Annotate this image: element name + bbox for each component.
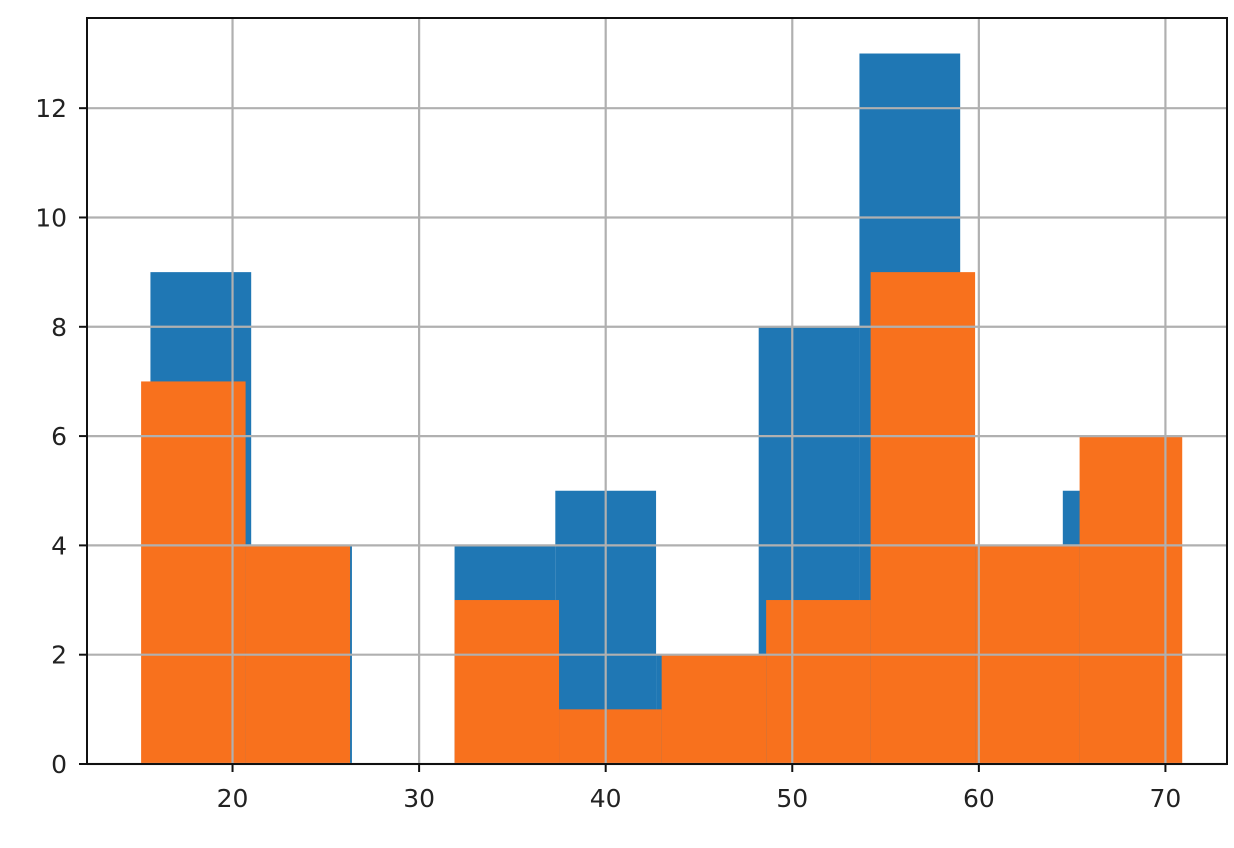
y-tick-label-4: 6 — [51, 422, 67, 451]
x-tick-label-5: 60 — [963, 784, 995, 813]
histogram-bar-series-2-bin-1 — [141, 381, 246, 764]
x-tick-label-4: 50 — [776, 784, 808, 813]
y-tick-label-1: 0 — [51, 750, 67, 779]
y-tick-label-5: 8 — [51, 313, 67, 342]
y-tick-label-2: 2 — [51, 641, 67, 670]
histogram-bar-series-2-bin-10 — [1079, 436, 1183, 764]
histogram-bar-series-2-bin-5 — [559, 709, 662, 764]
plot-frame — [86, 17, 1228, 765]
x-tick-label-6: 70 — [1150, 784, 1182, 813]
histogram-bar-series-2-bin-8 — [870, 272, 976, 764]
y-tick-label-7: 12 — [35, 94, 67, 123]
y-tick-label-3: 4 — [51, 531, 67, 560]
histogram-bar-series-2-bin-7 — [766, 600, 871, 764]
histogram-bar-series-2-bin-4 — [454, 600, 560, 764]
x-tick-label-2: 30 — [403, 784, 435, 813]
x-tick-label-1: 20 — [217, 784, 249, 813]
y-tick-label-6: 10 — [35, 203, 67, 232]
axis-ticks: 20 30 40 50 60 70 0 2 4 6 8 10 12 — [35, 94, 1181, 813]
histogram-bar-series-2-bin-6 — [661, 654, 767, 764]
x-tick-label-3: 40 — [590, 784, 622, 813]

★ ★ ★

Recast every line of the records above as a Markdown table with two columns, Row for the row number and Line for the line itself. Skip blank lines and leave the pictures out.

**Written answer**
| Row | Line |
|---|---|
| 1 | Annotate this image: element name + bbox for each component. |
| 2 | y-tick-label-4: 6 — [51, 422, 67, 451] |
| 3 | x-tick-label-5: 60 — [963, 784, 995, 813] |
| 4 | histogram-bar-series-2-bin-1 — [141, 381, 246, 764] |
| 5 | x-tick-label-4: 50 — [776, 784, 808, 813] |
| 6 | y-tick-label-1: 0 — [51, 750, 67, 779] |
| 7 | y-tick-label-5: 8 — [51, 313, 67, 342] |
| 8 | y-tick-label-2: 2 — [51, 641, 67, 670] |
| 9 | histogram-bar-series-2-bin-10 — [1079, 436, 1183, 764] |
| 10 | histogram-bar-series-2-bin-5 — [559, 709, 662, 764] |
| 11 | plot-frame — [86, 17, 1228, 765] |
| 12 | x-tick-label-6: 70 — [1150, 784, 1182, 813] |
| 13 | histogram-bar-series-2-bin-8 — [870, 272, 976, 764] |
| 14 | y-tick-label-7: 12 — [35, 94, 67, 123] |
| 15 | y-tick-label-3: 4 — [51, 531, 67, 560] |
| 16 | histogram-bar-series-2-bin-7 — [766, 600, 871, 764] |
| 17 | histogram-bar-series-2-bin-4 — [454, 600, 560, 764] |
| 18 | x-tick-label-2: 30 — [403, 784, 435, 813] |
| 19 | x-tick-label-1: 20 — [217, 784, 249, 813] |
| 20 | y-tick-label-6: 10 — [35, 203, 67, 232] |
| 21 | axis-ticks: 20 30 40 50 60 70 0 2 4 6 8 10 12 — [35, 94, 1181, 813] |
| 22 | histogram-bar-series-2-bin-6 — [661, 654, 767, 764] |
| 23 | x-tick-label-3: 40 — [590, 784, 622, 813] |